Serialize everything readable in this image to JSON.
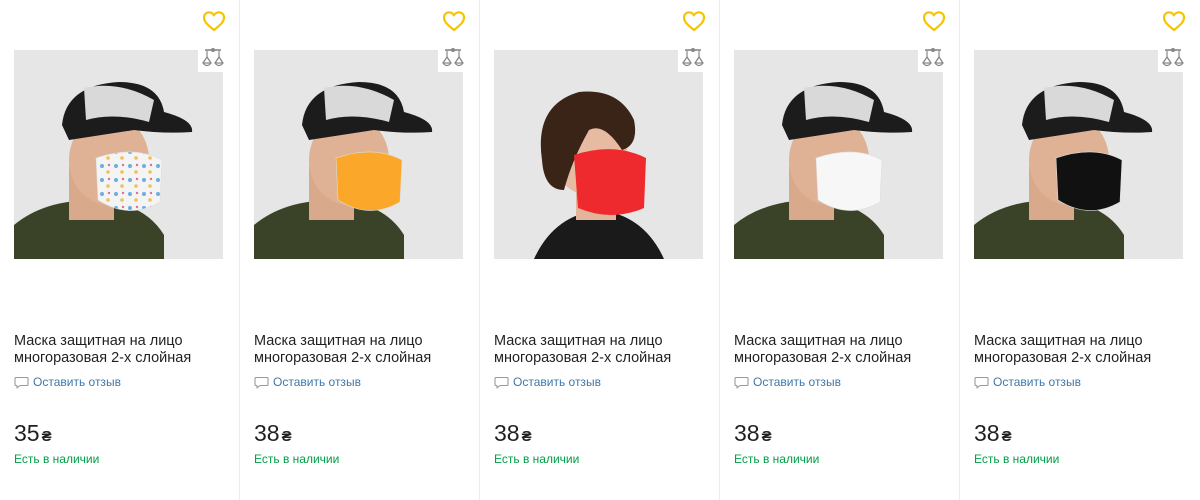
{
  "colors": {
    "heart": "#f8c300",
    "review_link": "#3e77aa",
    "in_stock": "#00a046",
    "text": "#221f1f"
  },
  "products": [
    {
      "title": "Маска защитная на лицо многоразовая 2-х слойная",
      "review_link": "Оставить отзыв",
      "price": "35",
      "currency": "₴",
      "availability": "Есть в наличии",
      "mask_color": "white-patterned",
      "model": "man"
    },
    {
      "title": "Маска защитная на лицо многоразовая 2-х слойная",
      "review_link": "Оставить отзыв",
      "price": "38",
      "currency": "₴",
      "availability": "Есть в наличии",
      "mask_color": "orange",
      "model": "man"
    },
    {
      "title": "Маска защитная на лицо многоразовая 2-х слойная",
      "review_link": "Оставить отзыв",
      "price": "38",
      "currency": "₴",
      "availability": "Есть в наличии",
      "mask_color": "red",
      "model": "woman"
    },
    {
      "title": "Маска защитная на лицо многоразовая 2-х слойная",
      "review_link": "Оставить отзыв",
      "price": "38",
      "currency": "₴",
      "availability": "Есть в наличии",
      "mask_color": "white",
      "model": "man"
    },
    {
      "title": "Маска защитная на лицо многоразовая 2-х слойная",
      "review_link": "Оставить отзыв",
      "price": "38",
      "currency": "₴",
      "availability": "Есть в наличии",
      "mask_color": "black",
      "model": "man"
    }
  ]
}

■ What you will do ■
Print every entry above again without changing a word, and omit the pictures.

■ Completed task ■
Serialize everything readable in this image to JSON.
{
  "colors": {
    "heart": "#f8c300",
    "review_link": "#3e77aa",
    "in_stock": "#00a046",
    "text": "#221f1f"
  },
  "products": [
    {
      "title": "Маска защитная на лицо многоразовая 2-х слойная",
      "review_link": "Оставить отзыв",
      "price": "35",
      "currency": "₴",
      "availability": "Есть в наличии",
      "mask_color": "white-patterned",
      "model": "man"
    },
    {
      "title": "Маска защитная на лицо многоразовая 2-х слойная",
      "review_link": "Оставить отзыв",
      "price": "38",
      "currency": "₴",
      "availability": "Есть в наличии",
      "mask_color": "orange",
      "model": "man"
    },
    {
      "title": "Маска защитная на лицо многоразовая 2-х слойная",
      "review_link": "Оставить отзыв",
      "price": "38",
      "currency": "₴",
      "availability": "Есть в наличии",
      "mask_color": "red",
      "model": "woman"
    },
    {
      "title": "Маска защитная на лицо многоразовая 2-х слойная",
      "review_link": "Оставить отзыв",
      "price": "38",
      "currency": "₴",
      "availability": "Есть в наличии",
      "mask_color": "white",
      "model": "man"
    },
    {
      "title": "Маска защитная на лицо многоразовая 2-х слойная",
      "review_link": "Оставить отзыв",
      "price": "38",
      "currency": "₴",
      "availability": "Есть в наличии",
      "mask_color": "black",
      "model": "man"
    }
  ]
}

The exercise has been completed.